# [Input for this task]
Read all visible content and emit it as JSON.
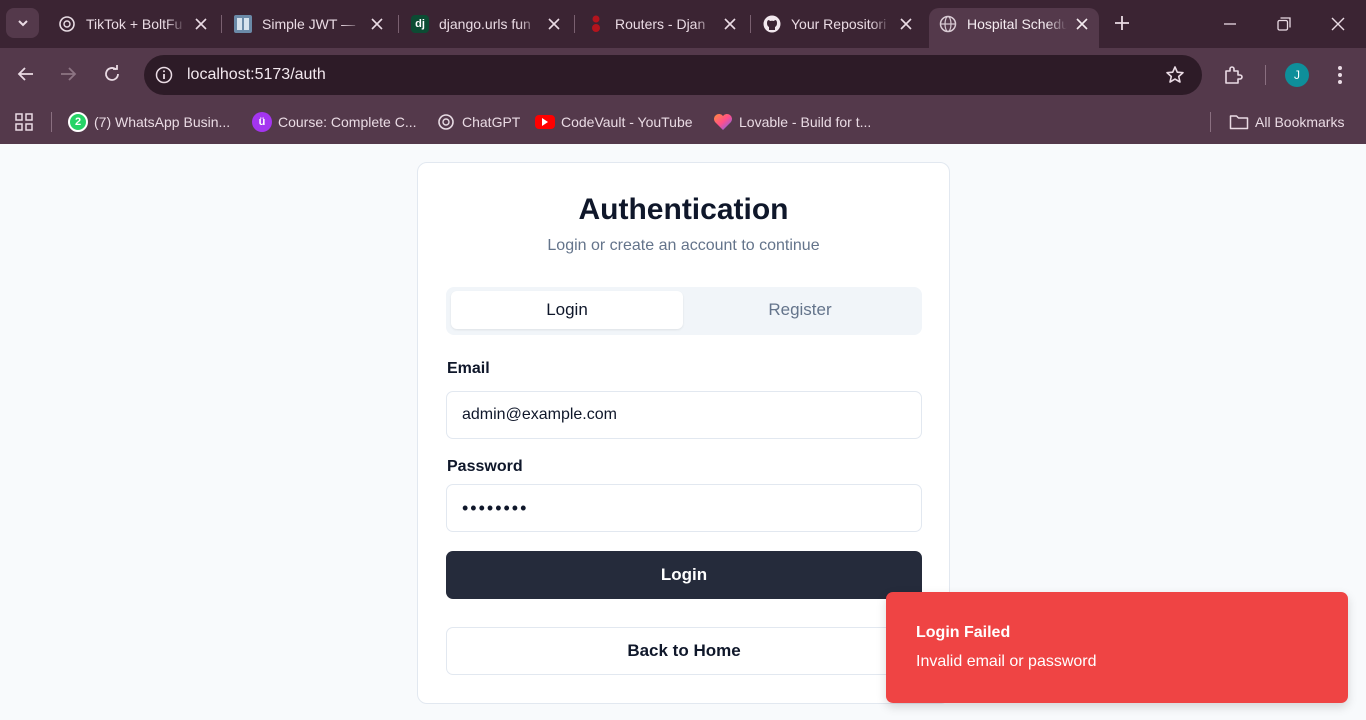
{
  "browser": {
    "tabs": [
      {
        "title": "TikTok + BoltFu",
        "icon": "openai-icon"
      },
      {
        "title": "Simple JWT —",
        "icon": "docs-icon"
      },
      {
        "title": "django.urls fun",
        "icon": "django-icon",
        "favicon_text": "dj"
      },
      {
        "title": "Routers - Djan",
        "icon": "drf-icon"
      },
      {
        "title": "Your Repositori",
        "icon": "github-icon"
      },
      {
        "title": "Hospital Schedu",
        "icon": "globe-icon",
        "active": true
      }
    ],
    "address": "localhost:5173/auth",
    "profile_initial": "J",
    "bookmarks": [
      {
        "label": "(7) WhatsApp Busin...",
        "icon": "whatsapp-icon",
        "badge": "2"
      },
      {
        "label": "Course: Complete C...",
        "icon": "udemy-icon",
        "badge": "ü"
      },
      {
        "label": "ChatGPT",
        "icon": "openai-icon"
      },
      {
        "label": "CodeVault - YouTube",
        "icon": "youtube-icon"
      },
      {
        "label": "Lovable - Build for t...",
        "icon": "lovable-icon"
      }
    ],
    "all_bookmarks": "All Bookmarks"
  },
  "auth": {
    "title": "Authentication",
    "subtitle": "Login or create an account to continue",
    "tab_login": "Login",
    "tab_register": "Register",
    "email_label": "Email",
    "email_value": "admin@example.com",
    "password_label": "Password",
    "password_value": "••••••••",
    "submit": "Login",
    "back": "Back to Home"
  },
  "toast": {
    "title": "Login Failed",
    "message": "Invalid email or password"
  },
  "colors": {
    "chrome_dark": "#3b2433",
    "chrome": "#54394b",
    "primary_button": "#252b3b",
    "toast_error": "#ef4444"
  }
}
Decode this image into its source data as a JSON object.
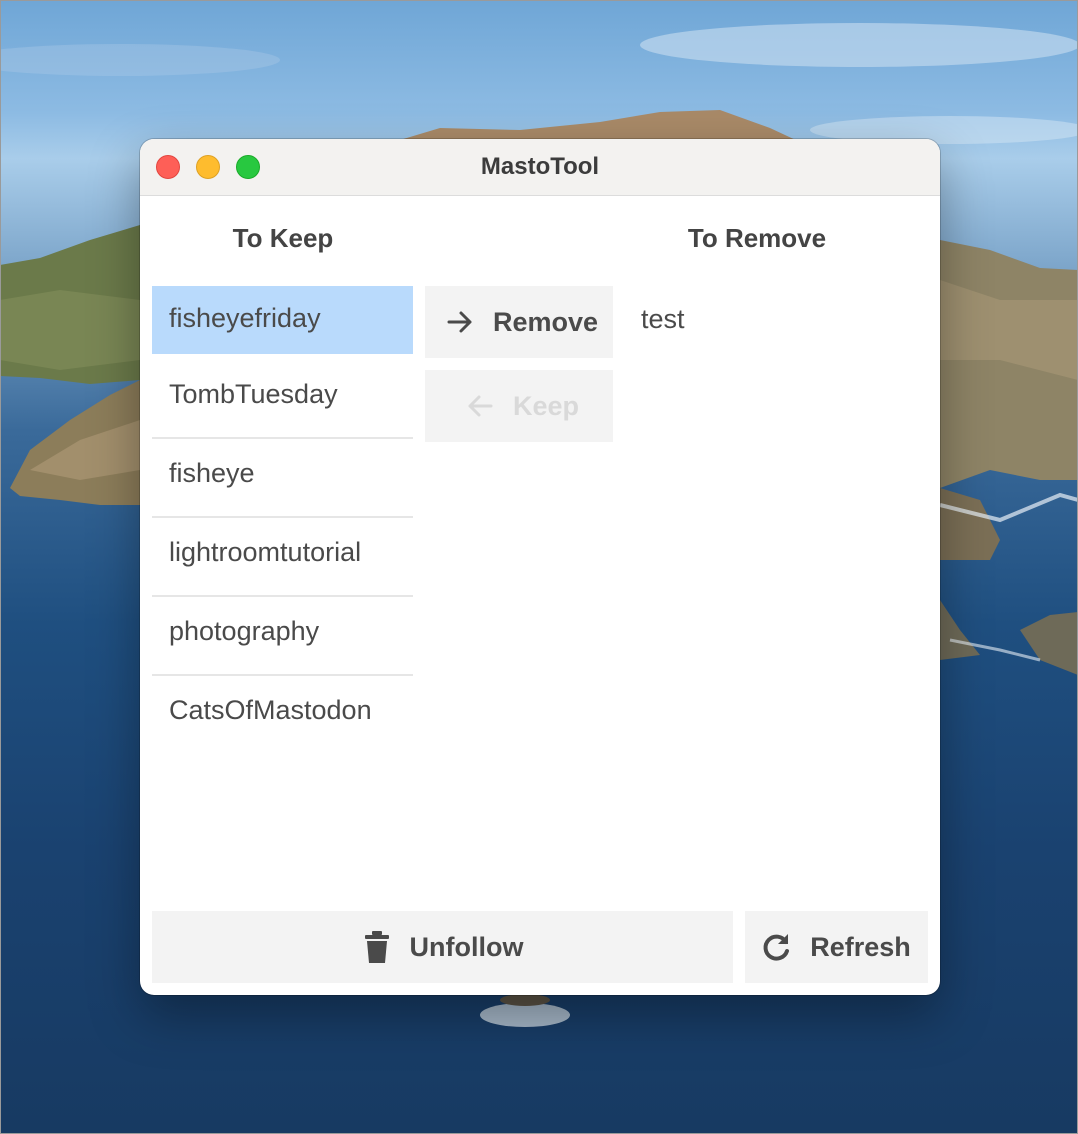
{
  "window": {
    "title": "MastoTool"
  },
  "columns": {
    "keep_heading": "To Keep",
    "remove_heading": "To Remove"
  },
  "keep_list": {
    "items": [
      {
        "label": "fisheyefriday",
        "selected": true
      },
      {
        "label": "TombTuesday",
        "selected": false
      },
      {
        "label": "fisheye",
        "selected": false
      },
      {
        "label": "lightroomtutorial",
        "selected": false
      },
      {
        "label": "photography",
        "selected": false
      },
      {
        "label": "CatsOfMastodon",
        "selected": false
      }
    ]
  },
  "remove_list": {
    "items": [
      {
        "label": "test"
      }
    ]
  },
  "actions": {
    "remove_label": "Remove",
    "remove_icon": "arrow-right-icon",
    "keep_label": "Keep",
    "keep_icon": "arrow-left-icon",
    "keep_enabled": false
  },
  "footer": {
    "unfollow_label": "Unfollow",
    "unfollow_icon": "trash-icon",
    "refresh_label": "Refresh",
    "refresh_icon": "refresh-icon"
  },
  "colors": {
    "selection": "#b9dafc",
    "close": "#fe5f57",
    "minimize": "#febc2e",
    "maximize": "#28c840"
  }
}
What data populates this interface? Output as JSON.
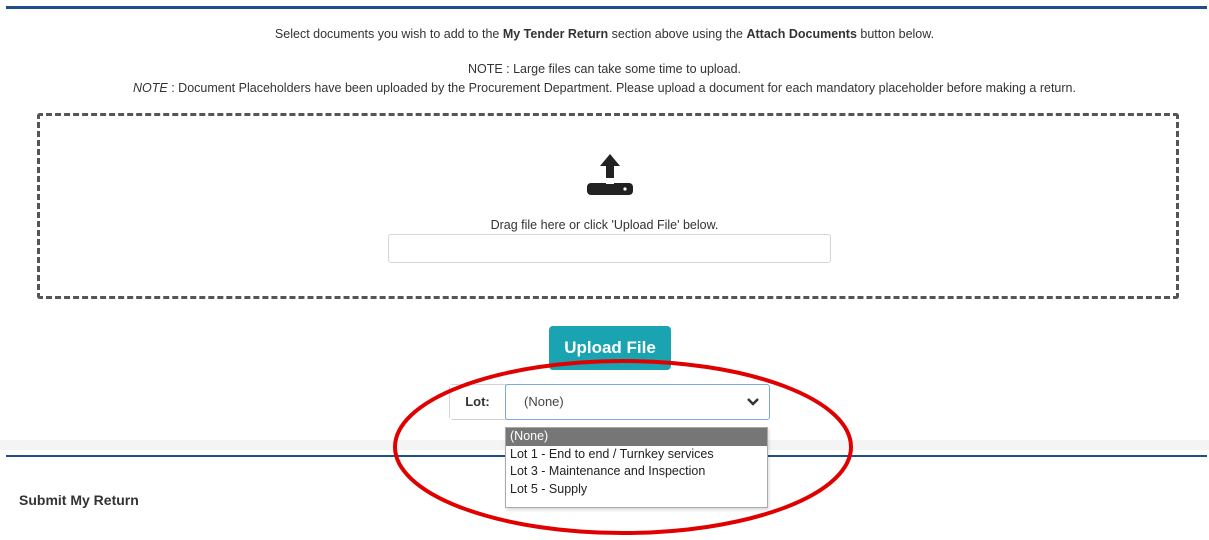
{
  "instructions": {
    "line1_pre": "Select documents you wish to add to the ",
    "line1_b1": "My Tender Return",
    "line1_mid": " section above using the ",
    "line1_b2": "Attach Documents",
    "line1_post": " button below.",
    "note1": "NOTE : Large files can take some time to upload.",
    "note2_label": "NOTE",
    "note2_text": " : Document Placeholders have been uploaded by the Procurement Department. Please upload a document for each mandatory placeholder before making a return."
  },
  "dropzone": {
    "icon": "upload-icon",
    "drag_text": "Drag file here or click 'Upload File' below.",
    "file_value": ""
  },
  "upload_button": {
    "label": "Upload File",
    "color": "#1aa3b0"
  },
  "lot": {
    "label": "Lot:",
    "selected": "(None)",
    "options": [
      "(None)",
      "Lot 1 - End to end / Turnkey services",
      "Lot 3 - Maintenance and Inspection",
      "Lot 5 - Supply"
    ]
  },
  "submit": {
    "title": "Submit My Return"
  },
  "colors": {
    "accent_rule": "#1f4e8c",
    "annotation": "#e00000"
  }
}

...

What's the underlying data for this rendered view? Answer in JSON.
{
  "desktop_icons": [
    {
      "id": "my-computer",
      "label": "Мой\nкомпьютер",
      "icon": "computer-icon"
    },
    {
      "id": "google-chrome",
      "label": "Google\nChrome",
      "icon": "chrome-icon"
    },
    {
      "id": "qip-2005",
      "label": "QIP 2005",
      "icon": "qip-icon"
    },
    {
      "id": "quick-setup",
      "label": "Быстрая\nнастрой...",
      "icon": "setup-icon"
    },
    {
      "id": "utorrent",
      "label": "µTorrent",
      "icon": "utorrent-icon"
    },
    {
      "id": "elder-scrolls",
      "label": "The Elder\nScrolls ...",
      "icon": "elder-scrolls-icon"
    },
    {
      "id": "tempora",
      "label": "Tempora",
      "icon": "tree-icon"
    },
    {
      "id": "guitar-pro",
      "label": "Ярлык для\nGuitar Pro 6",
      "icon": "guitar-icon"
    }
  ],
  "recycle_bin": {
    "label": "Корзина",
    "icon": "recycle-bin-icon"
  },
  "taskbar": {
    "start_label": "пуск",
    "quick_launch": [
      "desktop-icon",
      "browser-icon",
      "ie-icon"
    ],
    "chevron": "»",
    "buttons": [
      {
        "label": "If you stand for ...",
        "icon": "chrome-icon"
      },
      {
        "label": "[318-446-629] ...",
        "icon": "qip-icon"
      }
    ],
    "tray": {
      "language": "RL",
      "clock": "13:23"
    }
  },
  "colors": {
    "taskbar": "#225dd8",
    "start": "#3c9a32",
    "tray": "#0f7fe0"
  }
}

# [The exercise]
Only a number is wanted: how many lines of the data above contain "below"?

# [Completed exercise]
2